Challenge |
Quote each record exactly, please, leaving none out.

---*---

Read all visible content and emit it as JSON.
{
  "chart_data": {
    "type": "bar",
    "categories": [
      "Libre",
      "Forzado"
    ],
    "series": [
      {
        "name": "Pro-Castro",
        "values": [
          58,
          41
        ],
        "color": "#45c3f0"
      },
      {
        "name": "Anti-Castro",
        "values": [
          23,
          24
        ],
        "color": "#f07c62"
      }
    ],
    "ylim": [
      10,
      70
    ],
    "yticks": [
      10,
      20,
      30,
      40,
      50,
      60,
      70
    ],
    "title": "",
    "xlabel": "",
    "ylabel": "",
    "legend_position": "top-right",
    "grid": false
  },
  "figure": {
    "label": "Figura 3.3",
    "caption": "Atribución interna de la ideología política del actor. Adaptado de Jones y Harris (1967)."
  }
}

---*---

Result for this task |
Read all visible content and emit it as JSON.
{
  "chart_data": {
    "type": "bar",
    "categories": [
      "Libre",
      "Forzado"
    ],
    "series": [
      {
        "name": "Pro-Castro",
        "values": [
          58,
          41
        ],
        "color": "#45c3f0"
      },
      {
        "name": "Anti-Castro",
        "values": [
          23,
          24
        ],
        "color": "#f07c62"
      }
    ],
    "ylim": [
      10,
      70
    ],
    "yticks": [
      10,
      20,
      30,
      40,
      50,
      60,
      70
    ],
    "title": "",
    "xlabel": "",
    "ylabel": "",
    "legend_position": "top-right",
    "grid": false
  },
  "figure": {
    "label": "Figura 3.3",
    "caption": "Atribución interna de la ideología política del actor. Adaptado de Jones y Harris (1967)."
  }
}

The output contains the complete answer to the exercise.